■ **PROBLEM DETAILS**
Report every line in the listing that contains the string "forward".

━━━━━ SOURCE DATA

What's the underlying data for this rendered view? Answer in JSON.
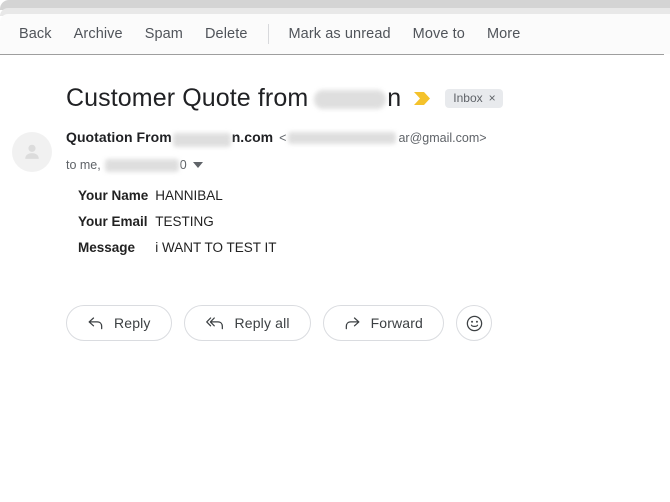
{
  "toolbar": {
    "items": [
      {
        "label": "Back",
        "name": "toolbar-back"
      },
      {
        "label": "Archive",
        "name": "toolbar-archive"
      },
      {
        "label": "Spam",
        "name": "toolbar-spam"
      },
      {
        "label": "Delete",
        "name": "toolbar-delete"
      },
      {
        "label": "Mark as unread",
        "name": "toolbar-mark-as-unread"
      },
      {
        "label": "Move to",
        "name": "toolbar-move-to"
      },
      {
        "label": "More",
        "name": "toolbar-more"
      }
    ]
  },
  "subject": {
    "text_before": "Customer Quote from",
    "text_after": "n",
    "label_chip": "Inbox",
    "label_chip_remove": "×"
  },
  "sender": {
    "name_before": "Quotation From",
    "name_after": "n.com",
    "email_open": "<",
    "email_suffix": "ar@gmail.com>",
    "to_prefix": "to me,",
    "to_suffix": "0"
  },
  "body": {
    "rows": [
      {
        "label": "Your Name",
        "value": "HANNIBAL"
      },
      {
        "label": "Your Email",
        "value": "TESTING"
      },
      {
        "label": "Message",
        "value": "i WANT TO TEST IT"
      }
    ]
  },
  "actions": {
    "reply": "Reply",
    "reply_all": "Reply all",
    "forward": "Forward"
  },
  "colors": {
    "important_marker": "#f4c22b",
    "chip_background": "#e8eaed",
    "toolbar_text": "#50545a",
    "subject_text": "#202124"
  },
  "icons": {
    "important": "important-marker-icon",
    "reply": "reply-arrow-icon",
    "reply_all": "reply-all-arrow-icon",
    "forward": "forward-arrow-icon",
    "emoji": "smiley-face-icon",
    "avatar": "person-avatar-icon",
    "recipients_caret": "chevron-down-icon"
  }
}
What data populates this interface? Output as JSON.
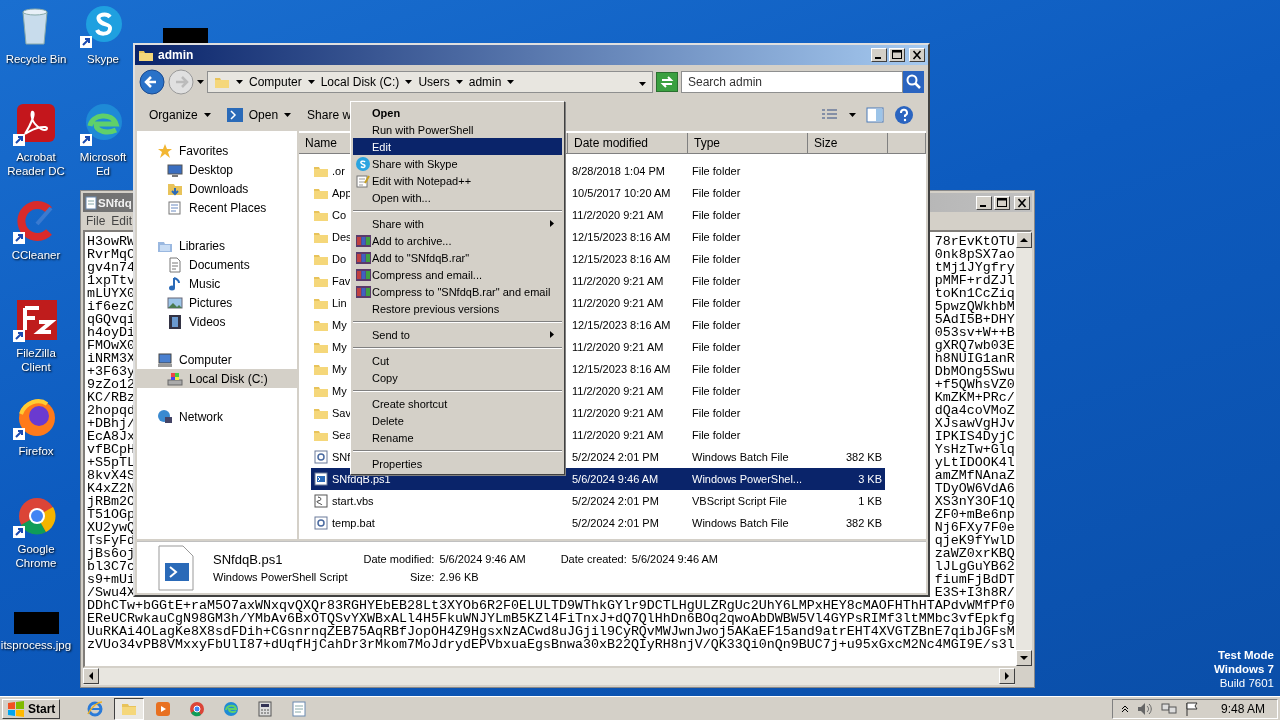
{
  "desktop": {
    "icons": [
      {
        "label": "Recycle Bin",
        "kind": "recycle"
      },
      {
        "label": "Acrobat Reader DC",
        "kind": "acrobat"
      },
      {
        "label": "CCleaner",
        "kind": "ccleaner"
      },
      {
        "label": "FileZilla Client",
        "kind": "filezilla"
      },
      {
        "label": "Firefox",
        "kind": "firefox"
      },
      {
        "label": "Google Chrome",
        "kind": "chrome"
      },
      {
        "label": "itsprocess.jpg",
        "kind": "redacted"
      },
      {
        "label": "Skype",
        "kind": "skype"
      },
      {
        "label": "Microsoft Ed",
        "kind": "edge"
      }
    ],
    "os_notice": [
      "Test Mode",
      "Windows 7",
      "Build 7601"
    ]
  },
  "notepad": {
    "title": "SNfdq",
    "menu": [
      "File",
      "Edit"
    ],
    "rows": [
      {
        "left": "H3owRW",
        "right": "78rEvKtOTU"
      },
      {
        "left": "RvrMqC",
        "right": "0nk8pSX7ao"
      },
      {
        "left": "gv4n74",
        "right": "tMj1JYgfry"
      },
      {
        "left": "1xpTtv",
        "right": "pMMF+rdZJl"
      },
      {
        "left": "mLUYX0",
        "right": "toKn1CcZiq"
      },
      {
        "left": "if6ezO",
        "right": "5pwzQWkhbM"
      },
      {
        "left": "qGQvqi",
        "right": "5AdI5B+DHY"
      },
      {
        "left": "h4oyDi",
        "right": "053sv+W++B"
      },
      {
        "left": "FMOwX0",
        "right": "gXRQ7wb03E"
      },
      {
        "left": "iNRM3X",
        "right": "h8NUIG1anR"
      },
      {
        "left": "+3F63y",
        "right": "DbMOng5Swu"
      },
      {
        "left": "9zZo12",
        "right": "+f5QWhsVZ0"
      },
      {
        "left": "KC/RBz",
        "right": "KmZKM+PRc/"
      },
      {
        "left": "2hopqd",
        "right": "dQa4coVMoZ"
      },
      {
        "left": "+DBhj/",
        "right": "XJsawVgHJv"
      },
      {
        "left": "EcA8Jx",
        "right": "IPKIS4DyjC"
      },
      {
        "left": "vfBCpH",
        "right": "YsHzTw+Glq"
      },
      {
        "left": "+S5pTL",
        "right": "yLtIDOOK4l"
      },
      {
        "left": "8kvX4S",
        "right": "amZMfNAnaZ"
      },
      {
        "left": "K4xZ2N",
        "right": "TDyOW6VdA6"
      },
      {
        "left": "jRBm2O",
        "right": "XS3nY3OF1Q"
      },
      {
        "left": "T51OGp",
        "right": "ZF0+mBe6np"
      },
      {
        "left": "XU2ywQ",
        "right": "Nj6FXy7F0e"
      },
      {
        "left": "TsFyFd",
        "right": "qjeK9fYwlD"
      },
      {
        "left": "jBs6oj",
        "right": "zaWZ0xrKBQ"
      },
      {
        "left": "bl3C7c",
        "right": "lJLgGuYB62"
      },
      {
        "left": "s9+mUi",
        "right": "fiumFjBdDT"
      },
      {
        "left": "/Swu4X",
        "right": "E3S+I3h8R/"
      }
    ],
    "lines": [
      "DDhCTw+bGGtE+raM5O7axWNxqvQXQr83RGHYEbEB28Lt3XYOb6R2F0ELULTD9WThkGYlr9DCTLHgULZRgUc2UhY6LMPxHEY8cMAOFHThHTAPdvWMfPf0",
      "EReUCRwkauCgN98GM3h/YMbAv6BxOTQSvYXWBxALl4H5FkuWNJYLmB5KZl4FiTnxJ+dQ7QlHhDn6BOq2qwoAbDWBW5Vl4GYPsRIMf3ltMMbc3vfEpkfg",
      "UuRKAi4OLagKe8X8sdFDih+CGsnrnqZEB75AqRBfJopOH4Z9HgsxNzACwd8uJGjil9CyRQvMWJwnJwoj5AKaEF15and9atrEHT4XVGTZBnE7qibJGFsM",
      "zVUo34vPB8VMxxyFbUlI87+dUqfHjCahDr3rMkom7MoJdrydEPVbxuaEgsBnwa30xB22QIyRH8njV/QK33Qi0nQn9BUC7j+u95xGxcM2Nc4MGI9E/s3l"
    ]
  },
  "explorer": {
    "title": "admin",
    "breadcrumbs": [
      "Computer",
      "Local Disk (C:)",
      "Users",
      "admin"
    ],
    "search": {
      "placeholder": "Search admin"
    },
    "toolbar": [
      {
        "label": "Organize",
        "kind": "menu"
      },
      {
        "label": "Open",
        "kind": "open"
      },
      {
        "label": "Share w",
        "kind": "plain"
      }
    ],
    "nav": [
      {
        "label": "Favorites",
        "kind": "star",
        "selected": false,
        "children": [
          {
            "label": "Desktop",
            "kind": "desktop",
            "selected": false
          },
          {
            "label": "Downloads",
            "kind": "downloads",
            "selected": false
          },
          {
            "label": "Recent Places",
            "kind": "recent",
            "selected": false
          }
        ]
      },
      {
        "label": "Libraries",
        "kind": "libraries",
        "selected": false,
        "children": [
          {
            "label": "Documents",
            "kind": "documents",
            "selected": false
          },
          {
            "label": "Music",
            "kind": "music",
            "selected": false
          },
          {
            "label": "Pictures",
            "kind": "pictures",
            "selected": false
          },
          {
            "label": "Videos",
            "kind": "videos",
            "selected": false
          }
        ]
      },
      {
        "label": "Computer",
        "kind": "computer",
        "selected": false,
        "children": [
          {
            "label": "Local Disk (C:)",
            "kind": "disk",
            "selected": true
          }
        ]
      },
      {
        "label": "Network",
        "kind": "network",
        "selected": false
      }
    ],
    "columns": [
      "Name",
      "Date modified",
      "Type",
      "Size"
    ],
    "files": [
      {
        "name": ".or",
        "date": "8/28/2018 1:04 PM",
        "type": "File folder",
        "kind": "folder",
        "selected": false
      },
      {
        "name": "App",
        "date": "10/5/2017 10:20 AM",
        "type": "File folder",
        "kind": "folder",
        "selected": false
      },
      {
        "name": "Co",
        "date": "11/2/2020 9:21 AM",
        "type": "File folder",
        "kind": "folder",
        "selected": false
      },
      {
        "name": "Des",
        "date": "12/15/2023 8:16 AM",
        "type": "File folder",
        "kind": "folder",
        "selected": false
      },
      {
        "name": "Do",
        "date": "12/15/2023 8:16 AM",
        "type": "File folder",
        "kind": "folder",
        "selected": false
      },
      {
        "name": "Fav",
        "date": "11/2/2020 9:21 AM",
        "type": "File folder",
        "kind": "folder",
        "selected": false
      },
      {
        "name": "Lin",
        "date": "11/2/2020 9:21 AM",
        "type": "File folder",
        "kind": "folder",
        "selected": false
      },
      {
        "name": "My",
        "date": "12/15/2023 8:16 AM",
        "type": "File folder",
        "kind": "folder",
        "selected": false
      },
      {
        "name": "My",
        "date": "11/2/2020 9:21 AM",
        "type": "File folder",
        "kind": "folder",
        "selected": false
      },
      {
        "name": "My",
        "date": "12/15/2023 8:16 AM",
        "type": "File folder",
        "kind": "folder",
        "selected": false
      },
      {
        "name": "My",
        "date": "11/2/2020 9:21 AM",
        "type": "File folder",
        "kind": "folder",
        "selected": false
      },
      {
        "name": "Sav",
        "date": "11/2/2020 9:21 AM",
        "type": "File folder",
        "kind": "folder",
        "selected": false
      },
      {
        "name": "Sea",
        "date": "11/2/2020 9:21 AM",
        "type": "File folder",
        "kind": "folder",
        "selected": false
      },
      {
        "name": "SNf",
        "date": "5/2/2024 2:01 PM",
        "type": "Windows Batch File",
        "size": "382 KB",
        "kind": "bat",
        "selected": false
      },
      {
        "name": "SNfdqB.ps1",
        "date": "5/6/2024 9:46 AM",
        "type": "Windows PowerShel...",
        "size": "3 KB",
        "kind": "ps1",
        "selected": true
      },
      {
        "name": "start.vbs",
        "date": "5/2/2024 2:01 PM",
        "type": "VBScript Script File",
        "size": "1 KB",
        "kind": "vbs",
        "selected": false
      },
      {
        "name": "temp.bat",
        "date": "5/2/2024 2:01 PM",
        "type": "Windows Batch File",
        "size": "382 KB",
        "kind": "bat",
        "selected": false
      }
    ],
    "details": {
      "name": "SNfdqB.ps1",
      "type": "Windows PowerShell Script",
      "fields": [
        {
          "label": "Date modified:",
          "value": "5/6/2024 9:46 AM"
        },
        {
          "label": "Date created:",
          "value": "5/6/2024 9:46 AM"
        },
        {
          "label": "Size:",
          "value": "2.96 KB"
        }
      ]
    }
  },
  "context_menu": {
    "items": [
      {
        "kind": "item",
        "label": "Open",
        "bold": true,
        "selected": false
      },
      {
        "kind": "item",
        "label": "Run with PowerShell",
        "bold": false,
        "selected": false
      },
      {
        "kind": "item",
        "label": "Edit",
        "bold": false,
        "selected": true
      },
      {
        "kind": "skype",
        "label": "Share with Skype",
        "bold": false,
        "selected": false
      },
      {
        "kind": "notepad",
        "label": "Edit with Notepad++",
        "bold": false,
        "selected": false
      },
      {
        "kind": "item",
        "label": "Open with...",
        "bold": false,
        "selected": false
      },
      {
        "kind": "separator"
      },
      {
        "kind": "item",
        "label": "Share with",
        "submenu": true,
        "bold": false,
        "selected": false
      },
      {
        "kind": "rar",
        "label": "Add to archive...",
        "bold": false,
        "selected": false
      },
      {
        "kind": "rar",
        "label": "Add to \"SNfdqB.rar\"",
        "bold": false,
        "selected": false
      },
      {
        "kind": "rar",
        "label": "Compress and email...",
        "bold": false,
        "selected": false
      },
      {
        "kind": "rar",
        "label": "Compress to \"SNfdqB.rar\" and email",
        "bold": false,
        "selected": false
      },
      {
        "kind": "item",
        "label": "Restore previous versions",
        "bold": false,
        "selected": false
      },
      {
        "kind": "separator"
      },
      {
        "kind": "item",
        "label": "Send to",
        "submenu": true,
        "bold": false,
        "selected": false
      },
      {
        "kind": "separator"
      },
      {
        "kind": "item",
        "label": "Cut",
        "bold": false,
        "selected": false
      },
      {
        "kind": "item",
        "label": "Copy",
        "bold": false,
        "selected": false
      },
      {
        "kind": "separator"
      },
      {
        "kind": "item",
        "label": "Create shortcut",
        "bold": false,
        "selected": false
      },
      {
        "kind": "item",
        "label": "Delete",
        "bold": false,
        "selected": false
      },
      {
        "kind": "item",
        "label": "Rename",
        "bold": false,
        "selected": false
      },
      {
        "kind": "separator"
      },
      {
        "kind": "item",
        "label": "Properties",
        "bold": false,
        "selected": false
      }
    ]
  },
  "taskbar": {
    "start": "Start",
    "apps": [
      {
        "kind": "ie",
        "selected": false
      },
      {
        "kind": "explorer",
        "selected": true
      },
      {
        "kind": "media",
        "selected": false
      },
      {
        "kind": "chrome",
        "selected": false
      },
      {
        "kind": "edge",
        "selected": false
      },
      {
        "kind": "app",
        "selected": false
      },
      {
        "kind": "notepad",
        "selected": false
      }
    ],
    "clock": "9:48 AM"
  }
}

━━━━━━━━━━

■ **CORRECT RESULT**
    "forward": "Forward"
    "forward": "forward-arrow-icon",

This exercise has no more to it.